● **Records from a collection of figures**:

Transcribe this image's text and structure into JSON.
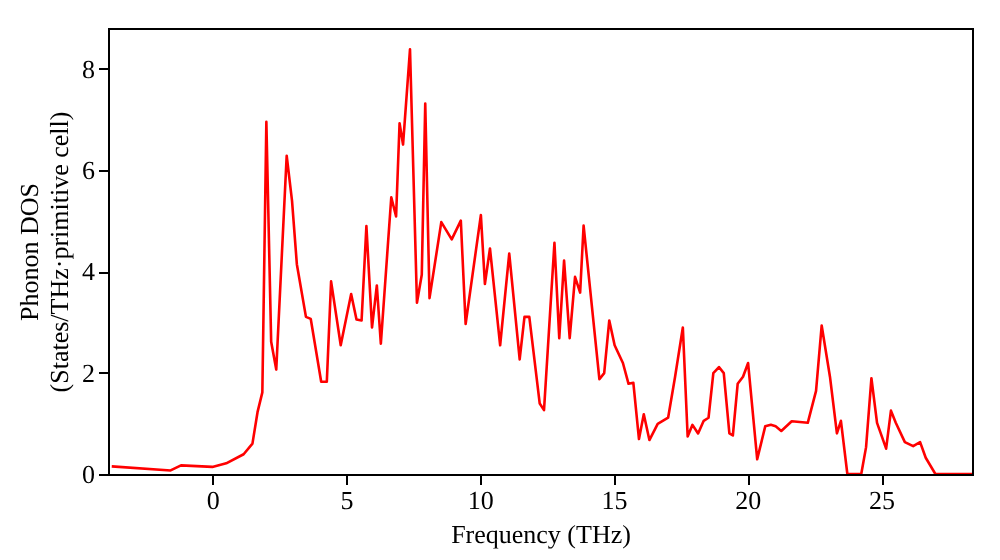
{
  "chart_data": {
    "type": "line",
    "xlabel": "Frequency (THz)",
    "ylabel": "Phonon DOS\n(States/THz·primitive cell)",
    "x": [
      -3.76,
      -1.56,
      -1.17,
      0,
      0.52,
      1.17,
      1.5,
      1.69,
      1.87,
      2.02,
      2.2,
      2.39,
      2.78,
      2.98,
      3.16,
      3.5,
      3.68,
      4.07,
      4.28,
      4.44,
      4.8,
      5.19,
      5.39,
      5.58,
      5.76,
      5.97,
      6.15,
      6.3,
      6.69,
      6.87,
      7.0,
      7.13,
      7.39,
      7.65,
      7.83,
      7.96,
      8.12,
      8.56,
      8.95,
      9.29,
      9.47,
      10.04,
      10.19,
      10.38,
      10.76,
      11.1,
      11.49,
      11.67,
      11.85,
      12.24,
      12.4,
      12.79,
      12.97,
      13.15,
      13.36,
      13.56,
      13.75,
      13.88,
      14.47,
      14.65,
      14.84,
      15.04,
      15.35,
      15.56,
      15.74,
      15.95,
      16.13,
      16.34,
      16.65,
      17.04,
      17.3,
      17.59,
      17.77,
      17.95,
      18.16,
      18.37,
      18.55,
      18.73,
      18.94,
      19.12,
      19.33,
      19.46,
      19.64,
      19.84,
      20.03,
      20.37,
      20.67,
      20.88,
      21.06,
      21.27,
      21.66,
      22.26,
      22.57,
      22.78,
      23.09,
      23.35,
      23.5,
      23.74,
      24.26,
      24.44,
      24.64,
      24.85,
      25.19,
      25.37,
      25.55,
      25.89,
      26.2,
      26.46,
      26.67,
      27.03,
      28.4
    ],
    "series": [
      {
        "color": "#ff0000",
        "values": [
          0.15,
          0.07,
          0.17,
          0.14,
          0.21,
          0.39,
          0.6,
          1.22,
          1.61,
          6.95,
          2.61,
          2.06,
          6.28,
          5.39,
          4.14,
          3.1,
          3.06,
          1.82,
          1.82,
          3.8,
          2.54,
          3.55,
          3.05,
          3.03,
          4.89,
          2.89,
          3.72,
          2.57,
          5.46,
          5.08,
          6.92,
          6.5,
          8.38,
          3.38,
          3.93,
          7.31,
          3.47,
          4.97,
          4.63,
          5.0,
          2.96,
          5.11,
          3.75,
          4.45,
          2.54,
          4.35,
          2.26,
          3.1,
          3.1,
          1.39,
          1.26,
          4.56,
          2.68,
          4.21,
          2.68,
          3.89,
          3.58,
          4.9,
          1.87,
          1.99,
          3.03,
          2.54,
          2.19,
          1.78,
          1.8,
          0.69,
          1.18,
          0.67,
          0.99,
          1.11,
          1.92,
          2.89,
          0.74,
          0.97,
          0.8,
          1.05,
          1.11,
          1.99,
          2.11,
          1.99,
          0.8,
          0.76,
          1.78,
          1.92,
          2.19,
          0.29,
          0.94,
          0.97,
          0.94,
          0.85,
          1.04,
          1.01,
          1.64,
          2.93,
          1.92,
          0.8,
          1.05,
          0,
          0,
          0.53,
          1.89,
          1.01,
          0.5,
          1.25,
          1.01,
          0.63,
          0.55,
          0.63,
          0.32,
          0,
          0
        ]
      }
    ],
    "xlim": [
      -3.9,
      28.4
    ],
    "ylim": [
      0,
      8.8
    ],
    "xticks": [
      0,
      5,
      10,
      15,
      20,
      25
    ],
    "yticks": [
      0,
      2,
      4,
      6,
      8
    ],
    "grid": false,
    "marker": "none",
    "line_style": "solid"
  }
}
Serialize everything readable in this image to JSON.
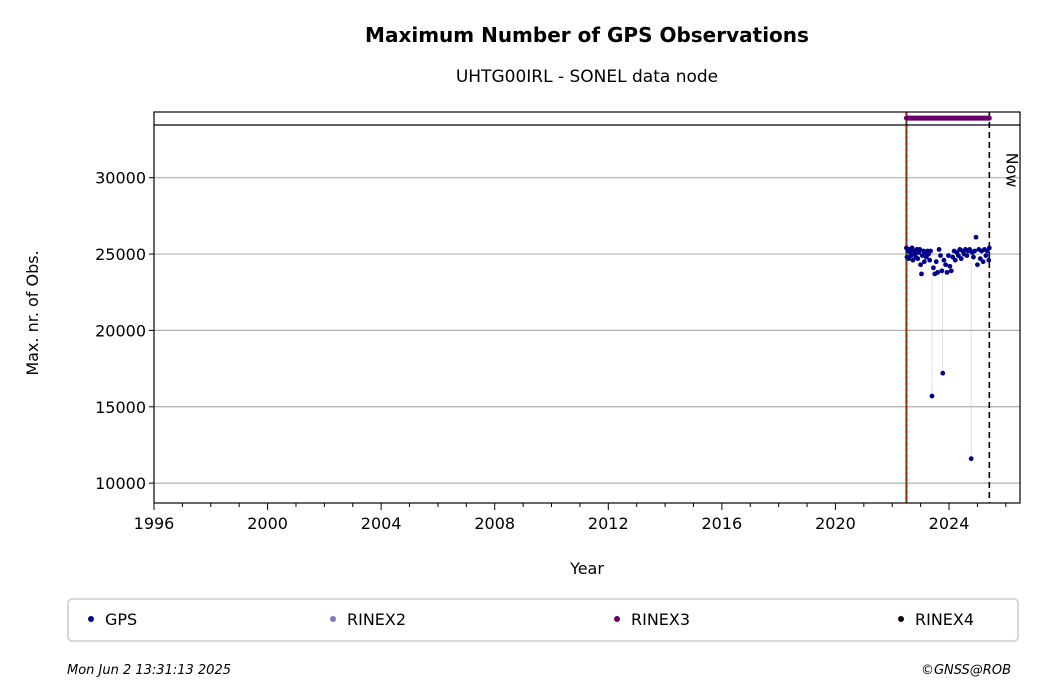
{
  "chart_data": {
    "type": "scatter",
    "title": "Maximum Number of GPS Observations",
    "subtitle": "UHTG00IRL - SONEL data node",
    "xlabel": "Year",
    "ylabel": "Max. nr. of Obs.",
    "xlim": [
      1996,
      2026.5
    ],
    "ylim": [
      8700,
      34300
    ],
    "xticks": [
      1996,
      2000,
      2004,
      2008,
      2012,
      2016,
      2020,
      2024
    ],
    "yticks": [
      10000,
      15000,
      20000,
      25000,
      30000
    ],
    "grid": "horizontal",
    "now_label": "Now",
    "now_x": 2025.42,
    "start_x": 2022.5,
    "rinex3_span": [
      2022.5,
      2025.42
    ],
    "rinex3_y": 33900,
    "series": [
      {
        "name": "GPS",
        "color": "#00008b",
        "points": [
          [
            2022.5,
            25400
          ],
          [
            2022.52,
            24800
          ],
          [
            2022.55,
            25200
          ],
          [
            2022.58,
            24700
          ],
          [
            2022.6,
            25300
          ],
          [
            2022.63,
            25100
          ],
          [
            2022.66,
            24900
          ],
          [
            2022.7,
            25400
          ],
          [
            2022.73,
            24600
          ],
          [
            2022.76,
            25200
          ],
          [
            2022.8,
            25000
          ],
          [
            2022.83,
            24800
          ],
          [
            2022.87,
            25300
          ],
          [
            2022.9,
            24700
          ],
          [
            2022.93,
            25100
          ],
          [
            2022.97,
            25300
          ],
          [
            2023.0,
            24300
          ],
          [
            2023.03,
            23700
          ],
          [
            2023.06,
            24900
          ],
          [
            2023.1,
            25200
          ],
          [
            2023.13,
            24500
          ],
          [
            2023.17,
            25100
          ],
          [
            2023.2,
            24800
          ],
          [
            2023.24,
            25200
          ],
          [
            2023.28,
            25000
          ],
          [
            2023.32,
            24600
          ],
          [
            2023.35,
            25200
          ],
          [
            2023.4,
            15700
          ],
          [
            2023.45,
            24100
          ],
          [
            2023.5,
            23700
          ],
          [
            2023.55,
            24500
          ],
          [
            2023.6,
            23800
          ],
          [
            2023.65,
            25300
          ],
          [
            2023.7,
            24900
          ],
          [
            2023.75,
            23900
          ],
          [
            2023.78,
            17200
          ],
          [
            2023.82,
            24600
          ],
          [
            2023.88,
            24300
          ],
          [
            2023.93,
            23800
          ],
          [
            2023.98,
            24900
          ],
          [
            2024.03,
            24200
          ],
          [
            2024.08,
            23900
          ],
          [
            2024.13,
            24800
          ],
          [
            2024.18,
            25200
          ],
          [
            2024.22,
            24600
          ],
          [
            2024.28,
            25100
          ],
          [
            2024.33,
            24900
          ],
          [
            2024.38,
            25300
          ],
          [
            2024.43,
            24700
          ],
          [
            2024.48,
            25200
          ],
          [
            2024.53,
            25000
          ],
          [
            2024.58,
            25300
          ],
          [
            2024.63,
            24900
          ],
          [
            2024.68,
            25200
          ],
          [
            2024.73,
            25300
          ],
          [
            2024.78,
            11600
          ],
          [
            2024.82,
            25100
          ],
          [
            2024.86,
            24800
          ],
          [
            2024.9,
            25200
          ],
          [
            2024.95,
            26100
          ],
          [
            2025.0,
            24300
          ],
          [
            2025.05,
            25300
          ],
          [
            2025.1,
            24700
          ],
          [
            2025.15,
            25200
          ],
          [
            2025.2,
            24500
          ],
          [
            2025.25,
            25300
          ],
          [
            2025.3,
            24900
          ],
          [
            2025.35,
            25200
          ],
          [
            2025.4,
            24600
          ],
          [
            2025.42,
            25400
          ]
        ]
      },
      {
        "name": "RINEX2",
        "color": "#7b7bb8",
        "points": []
      },
      {
        "name": "RINEX3",
        "color": "#660066",
        "points": []
      },
      {
        "name": "RINEX4",
        "color": "#1a0010",
        "points": []
      }
    ],
    "legend": [
      "GPS",
      "RINEX2",
      "RINEX3",
      "RINEX4"
    ],
    "legend_placement": "bottom"
  },
  "footer": {
    "timestamp": "Mon Jun  2 13:31:13 2025",
    "credit": "©GNSS@ROB"
  }
}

● **What you need to do**: Copy all the lines above that hold the string "name".

● **Completed task**:
        "name": "GPS",
        "name": "RINEX2",
        "name": "RINEX3",
        "name": "RINEX4",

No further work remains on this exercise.